Requirement → All of the data below should be written out exactly.

Material to process →

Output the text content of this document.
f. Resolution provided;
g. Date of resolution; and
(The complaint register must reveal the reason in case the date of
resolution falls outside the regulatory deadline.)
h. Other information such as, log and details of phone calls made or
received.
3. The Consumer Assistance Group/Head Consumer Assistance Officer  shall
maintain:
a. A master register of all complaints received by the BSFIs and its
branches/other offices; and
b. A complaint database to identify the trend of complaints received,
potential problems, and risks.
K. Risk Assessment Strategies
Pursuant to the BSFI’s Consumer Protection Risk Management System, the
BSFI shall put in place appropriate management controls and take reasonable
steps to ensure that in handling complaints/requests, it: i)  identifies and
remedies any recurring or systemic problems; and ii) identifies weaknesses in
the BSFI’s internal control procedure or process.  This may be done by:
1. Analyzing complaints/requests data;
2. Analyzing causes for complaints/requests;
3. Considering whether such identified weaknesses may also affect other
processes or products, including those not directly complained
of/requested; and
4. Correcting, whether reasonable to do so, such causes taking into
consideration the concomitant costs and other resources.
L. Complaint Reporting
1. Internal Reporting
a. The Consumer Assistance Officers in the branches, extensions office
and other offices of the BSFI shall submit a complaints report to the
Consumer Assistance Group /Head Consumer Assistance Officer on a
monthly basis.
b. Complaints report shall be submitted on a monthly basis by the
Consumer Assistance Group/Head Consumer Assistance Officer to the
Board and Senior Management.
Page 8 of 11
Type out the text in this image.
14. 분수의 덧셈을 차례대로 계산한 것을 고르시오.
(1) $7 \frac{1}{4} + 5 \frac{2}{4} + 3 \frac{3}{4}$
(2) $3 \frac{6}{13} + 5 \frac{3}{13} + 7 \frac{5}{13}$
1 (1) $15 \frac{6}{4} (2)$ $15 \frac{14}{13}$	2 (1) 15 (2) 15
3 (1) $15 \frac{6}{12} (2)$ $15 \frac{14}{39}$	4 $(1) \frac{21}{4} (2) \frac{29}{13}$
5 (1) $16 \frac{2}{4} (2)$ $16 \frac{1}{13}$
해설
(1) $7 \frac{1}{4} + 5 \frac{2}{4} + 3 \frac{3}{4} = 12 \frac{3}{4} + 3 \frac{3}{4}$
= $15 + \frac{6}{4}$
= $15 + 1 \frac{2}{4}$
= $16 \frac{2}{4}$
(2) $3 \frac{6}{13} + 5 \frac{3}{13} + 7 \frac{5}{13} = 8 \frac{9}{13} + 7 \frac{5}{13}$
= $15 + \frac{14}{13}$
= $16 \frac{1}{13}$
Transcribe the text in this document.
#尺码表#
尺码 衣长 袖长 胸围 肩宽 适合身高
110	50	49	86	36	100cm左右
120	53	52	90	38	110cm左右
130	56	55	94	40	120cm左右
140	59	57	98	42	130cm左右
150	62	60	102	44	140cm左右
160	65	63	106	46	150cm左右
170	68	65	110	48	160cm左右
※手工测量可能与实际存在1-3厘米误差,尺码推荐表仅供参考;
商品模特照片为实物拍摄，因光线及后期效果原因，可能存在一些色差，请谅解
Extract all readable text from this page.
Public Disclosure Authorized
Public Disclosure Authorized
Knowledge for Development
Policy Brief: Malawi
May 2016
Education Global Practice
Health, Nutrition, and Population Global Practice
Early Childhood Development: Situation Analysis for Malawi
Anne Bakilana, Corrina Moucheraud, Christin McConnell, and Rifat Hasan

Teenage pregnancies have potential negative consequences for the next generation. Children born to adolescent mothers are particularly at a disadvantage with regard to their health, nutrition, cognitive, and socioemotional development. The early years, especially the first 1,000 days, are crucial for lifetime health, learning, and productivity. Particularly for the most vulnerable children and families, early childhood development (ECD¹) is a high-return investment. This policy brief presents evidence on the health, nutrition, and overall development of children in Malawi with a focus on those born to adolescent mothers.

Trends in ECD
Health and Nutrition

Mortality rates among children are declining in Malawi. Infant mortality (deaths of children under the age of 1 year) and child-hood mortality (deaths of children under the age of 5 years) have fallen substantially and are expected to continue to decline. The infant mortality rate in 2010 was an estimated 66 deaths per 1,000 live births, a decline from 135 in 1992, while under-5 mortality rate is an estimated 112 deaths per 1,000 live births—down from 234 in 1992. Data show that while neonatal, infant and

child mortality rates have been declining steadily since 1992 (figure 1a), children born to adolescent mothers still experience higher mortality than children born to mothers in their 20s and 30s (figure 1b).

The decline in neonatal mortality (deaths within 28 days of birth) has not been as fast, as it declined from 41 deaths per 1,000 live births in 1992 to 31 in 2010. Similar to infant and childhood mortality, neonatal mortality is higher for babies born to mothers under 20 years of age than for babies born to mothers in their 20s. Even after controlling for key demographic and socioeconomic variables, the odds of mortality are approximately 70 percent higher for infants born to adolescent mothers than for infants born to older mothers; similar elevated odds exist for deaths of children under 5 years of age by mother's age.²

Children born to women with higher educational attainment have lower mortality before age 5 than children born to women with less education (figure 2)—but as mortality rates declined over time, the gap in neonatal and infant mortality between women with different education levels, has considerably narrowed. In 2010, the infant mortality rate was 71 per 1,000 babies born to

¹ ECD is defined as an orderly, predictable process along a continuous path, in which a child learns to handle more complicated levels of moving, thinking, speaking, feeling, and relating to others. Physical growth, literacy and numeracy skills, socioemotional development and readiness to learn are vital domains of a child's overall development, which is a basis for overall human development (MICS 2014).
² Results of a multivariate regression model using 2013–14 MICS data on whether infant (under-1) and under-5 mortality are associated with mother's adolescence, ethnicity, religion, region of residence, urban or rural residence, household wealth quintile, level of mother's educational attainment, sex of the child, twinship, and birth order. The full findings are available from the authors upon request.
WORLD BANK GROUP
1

Response to this task →
Output the text content of this document.
f. Resolution provided;
g. Date of resolution; and
(The complaint register must reveal the reason in case the date of
resolution falls outside the regulatory deadline.)
h. Other information such as, log and details of phone calls made or
received.
3. The Consumer Assistance Group/Head Consumer Assistance Officer  shall
maintain:
a. A master register of all complaints received by the BSFIs and its
branches/other offices; and
b. A complaint database to identify the trend of complaints received,
potential problems, and risks.
K. Risk Assessment Strategies
Pursuant to the BSFI’s Consumer Protection Risk Management System, the
BSFI shall put in place appropriate management controls and take reasonable
steps to ensure that in handling complaints/requests, it: i)  identifies and
remedies any recurring or systemic problems; and ii) identifies weaknesses in
the BSFI’s internal control procedure or process.  This may be done by:
1. Analyzing complaints/requests data;
2. Analyzing causes for complaints/requests;
3. Considering whether such identified weaknesses may also affect other
processes or products, including those not directly complained
of/requested; and
4. Correcting, whether reasonable to do so, such causes taking into
consideration the concomitant costs and other resources.
L. Complaint Reporting
1. Internal Reporting
a. The Consumer Assistance Officers in the branches, extensions office
and other offices of the BSFI shall submit a complaints report to the
Consumer Assistance Group /Head Consumer Assistance Officer on a
monthly basis.
b. Complaints report shall be submitted on a monthly basis by the
Consumer Assistance Group/Head Consumer Assistance Officer to the
Board and Senior Management.
Page 8 of 11
Type out the text in this image.
14. 분수의 덧셈을 차례대로 계산한 것을 고르시오.
(1) $7 \frac{1}{4} + 5 \frac{2}{4} + 3 \frac{3}{4}$
(2) $3 \frac{6}{13} + 5 \frac{3}{13} + 7 \frac{5}{13}$
1 (1) $15 \frac{6}{4} (2)$ $15 \frac{14}{13}$	2 (1) 15 (2) 15
3 (1) $15 \frac{6}{12} (2)$ $15 \frac{14}{39}$	4 $(1) \frac{21}{4} (2) \frac{29}{13}$
5 (1) $16 \frac{2}{4} (2)$ $16 \frac{1}{13}$
해설
(1) $7 \frac{1}{4} + 5 \frac{2}{4} + 3 \frac{3}{4} = 12 \frac{3}{4} + 3 \frac{3}{4}$
= $15 + \frac{6}{4}$
= $15 + 1 \frac{2}{4}$
= $16 \frac{2}{4}$
(2) $3 \frac{6}{13} + 5 \frac{3}{13} + 7 \frac{5}{13} = 8 \frac{9}{13} + 7 \frac{5}{13}$
= $15 + \frac{14}{13}$
= $16 \frac{1}{13}$
Transcribe the text in this document.
#尺码表#
尺码 衣长 袖长 胸围 肩宽 适合身高
110	50	49	86	36	100cm左右
120	53	52	90	38	110cm左右
130	56	55	94	40	120cm左右
140	59	57	98	42	130cm左右
150	62	60	102	44	140cm左右
160	65	63	106	46	150cm左右
170	68	65	110	48	160cm左右
※手工测量可能与实际存在1-3厘米误差,尺码推荐表仅供参考;
商品模特照片为实物拍摄，因光线及后期效果原因，可能存在一些色差，请谅解
Extract all readable text from this page.
Public Disclosure Authorized
Public Disclosure Authorized
Knowledge for Development
Policy Brief: Malawi
May 2016
Education Global Practice
Health, Nutrition, and Population Global Practice
Early Childhood Development: Situation Analysis for Malawi
Anne Bakilana, Corrina Moucheraud, Christin McConnell, and Rifat Hasan

Teenage pregnancies have potential negative consequences for the next generation. Children born to adolescent mothers are particularly at a disadvantage with regard to their health, nutrition, cognitive, and socioemotional development. The early years, especially the first 1,000 days, are crucial for lifetime health, learning, and productivity. Particularly for the most vulnerable children and families, early childhood development (ECD¹) is a high-return investment. This policy brief presents evidence on the health, nutrition, and overall development of children in Malawi with a focus on those born to adolescent mothers.

Trends in ECD
Health and Nutrition

Mortality rates among children are declining in Malawi. Infant mortality (deaths of children under the age of 1 year) and child-hood mortality (deaths of children under the age of 5 years) have fallen substantially and are expected to continue to decline. The infant mortality rate in 2010 was an estimated 66 deaths per 1,000 live births, a decline from 135 in 1992, while under-5 mortality rate is an estimated 112 deaths per 1,000 live births—down from 234 in 1992. Data show that while neonatal, infant and

child mortality rates have been declining steadily since 1992 (figure 1a), children born to adolescent mothers still experience higher mortality than children born to mothers in their 20s and 30s (figure 1b).

The decline in neonatal mortality (deaths within 28 days of birth) has not been as fast, as it declined from 41 deaths per 1,000 live births in 1992 to 31 in 2010. Similar to infant and childhood mortality, neonatal mortality is higher for babies born to mothers under 20 years of age than for babies born to mothers in their 20s. Even after controlling for key demographic and socioeconomic variables, the odds of mortality are approximately 70 percent higher for infants born to adolescent mothers than for infants born to older mothers; similar elevated odds exist for deaths of children under 5 years of age by mother's age.²

Children born to women with higher educational attainment have lower mortality before age 5 than children born to women with less education (figure 2)—but as mortality rates declined over time, the gap in neonatal and infant mortality between women with different education levels, has considerably narrowed. In 2010, the infant mortality rate was 71 per 1,000 babies born to

¹ ECD is defined as an orderly, predictable process along a continuous path, in which a child learns to handle more complicated levels of moving, thinking, speaking, feeling, and relating to others. Physical growth, literacy and numeracy skills, socioemotional development and readiness to learn are vital domains of a child's overall development, which is a basis for overall human development (MICS 2014).
² Results of a multivariate regression model using 2013–14 MICS data on whether infant (under-1) and under-5 mortality are associated with mother's adolescence, ethnicity, religion, region of residence, urban or rural residence, household wealth quintile, level of mother's educational attainment, sex of the child, twinship, and birth order. The full findings are available from the authors upon request.
WORLD BANK GROUP
1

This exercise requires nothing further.